- [Task details] Will you give every entry again exactly as it stands?

- [Supplied data]
━━━━━━━━━━

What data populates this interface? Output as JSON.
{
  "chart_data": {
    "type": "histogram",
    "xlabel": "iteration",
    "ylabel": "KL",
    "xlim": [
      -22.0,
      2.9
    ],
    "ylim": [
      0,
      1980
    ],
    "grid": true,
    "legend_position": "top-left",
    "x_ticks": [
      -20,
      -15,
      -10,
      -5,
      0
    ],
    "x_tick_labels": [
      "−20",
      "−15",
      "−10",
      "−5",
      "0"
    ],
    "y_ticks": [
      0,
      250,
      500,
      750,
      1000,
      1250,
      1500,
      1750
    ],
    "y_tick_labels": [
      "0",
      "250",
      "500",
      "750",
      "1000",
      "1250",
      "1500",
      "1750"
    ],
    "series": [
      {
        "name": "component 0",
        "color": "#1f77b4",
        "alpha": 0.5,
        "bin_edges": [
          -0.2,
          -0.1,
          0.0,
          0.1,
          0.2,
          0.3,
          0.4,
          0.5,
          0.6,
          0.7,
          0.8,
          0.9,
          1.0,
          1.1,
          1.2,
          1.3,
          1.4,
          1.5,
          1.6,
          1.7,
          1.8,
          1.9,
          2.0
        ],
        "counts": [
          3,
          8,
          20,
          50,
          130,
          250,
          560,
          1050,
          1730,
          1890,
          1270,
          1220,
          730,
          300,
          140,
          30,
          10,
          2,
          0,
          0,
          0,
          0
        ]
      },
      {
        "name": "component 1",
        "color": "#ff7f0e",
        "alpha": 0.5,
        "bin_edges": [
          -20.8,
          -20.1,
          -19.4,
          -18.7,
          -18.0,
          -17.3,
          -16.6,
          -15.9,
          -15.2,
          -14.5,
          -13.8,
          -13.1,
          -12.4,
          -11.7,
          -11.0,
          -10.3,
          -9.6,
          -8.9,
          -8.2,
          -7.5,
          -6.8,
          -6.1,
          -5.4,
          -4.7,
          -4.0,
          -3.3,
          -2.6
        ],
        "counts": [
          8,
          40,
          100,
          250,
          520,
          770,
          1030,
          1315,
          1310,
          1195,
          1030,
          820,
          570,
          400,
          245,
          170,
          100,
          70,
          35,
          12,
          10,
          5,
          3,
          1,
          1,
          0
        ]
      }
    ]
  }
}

━━━━━━━━━━

- [Task response]
What data populates this interface? Output as JSON.
{
  "chart_data": {
    "type": "histogram",
    "xlabel": "iteration",
    "ylabel": "KL",
    "xlim": [
      -22.0,
      2.9
    ],
    "ylim": [
      0,
      1980
    ],
    "grid": true,
    "legend_position": "top-left",
    "x_ticks": [
      -20,
      -15,
      -10,
      -5,
      0
    ],
    "x_tick_labels": [
      "−20",
      "−15",
      "−10",
      "−5",
      "0"
    ],
    "y_ticks": [
      0,
      250,
      500,
      750,
      1000,
      1250,
      1500,
      1750
    ],
    "y_tick_labels": [
      "0",
      "250",
      "500",
      "750",
      "1000",
      "1250",
      "1500",
      "1750"
    ],
    "series": [
      {
        "name": "component 0",
        "color": "#1f77b4",
        "alpha": 0.5,
        "bin_edges": [
          -0.2,
          -0.1,
          0.0,
          0.1,
          0.2,
          0.3,
          0.4,
          0.5,
          0.6,
          0.7,
          0.8,
          0.9,
          1.0,
          1.1,
          1.2,
          1.3,
          1.4,
          1.5,
          1.6,
          1.7,
          1.8,
          1.9,
          2.0
        ],
        "counts": [
          3,
          8,
          20,
          50,
          130,
          250,
          560,
          1050,
          1730,
          1890,
          1270,
          1220,
          730,
          300,
          140,
          30,
          10,
          2,
          0,
          0,
          0,
          0
        ]
      },
      {
        "name": "component 1",
        "color": "#ff7f0e",
        "alpha": 0.5,
        "bin_edges": [
          -20.8,
          -20.1,
          -19.4,
          -18.7,
          -18.0,
          -17.3,
          -16.6,
          -15.9,
          -15.2,
          -14.5,
          -13.8,
          -13.1,
          -12.4,
          -11.7,
          -11.0,
          -10.3,
          -9.6,
          -8.9,
          -8.2,
          -7.5,
          -6.8,
          -6.1,
          -5.4,
          -4.7,
          -4.0,
          -3.3,
          -2.6
        ],
        "counts": [
          8,
          40,
          100,
          250,
          520,
          770,
          1030,
          1315,
          1310,
          1195,
          1030,
          820,
          570,
          400,
          245,
          170,
          100,
          70,
          35,
          12,
          10,
          5,
          3,
          1,
          1,
          0
        ]
      }
    ]
  }
}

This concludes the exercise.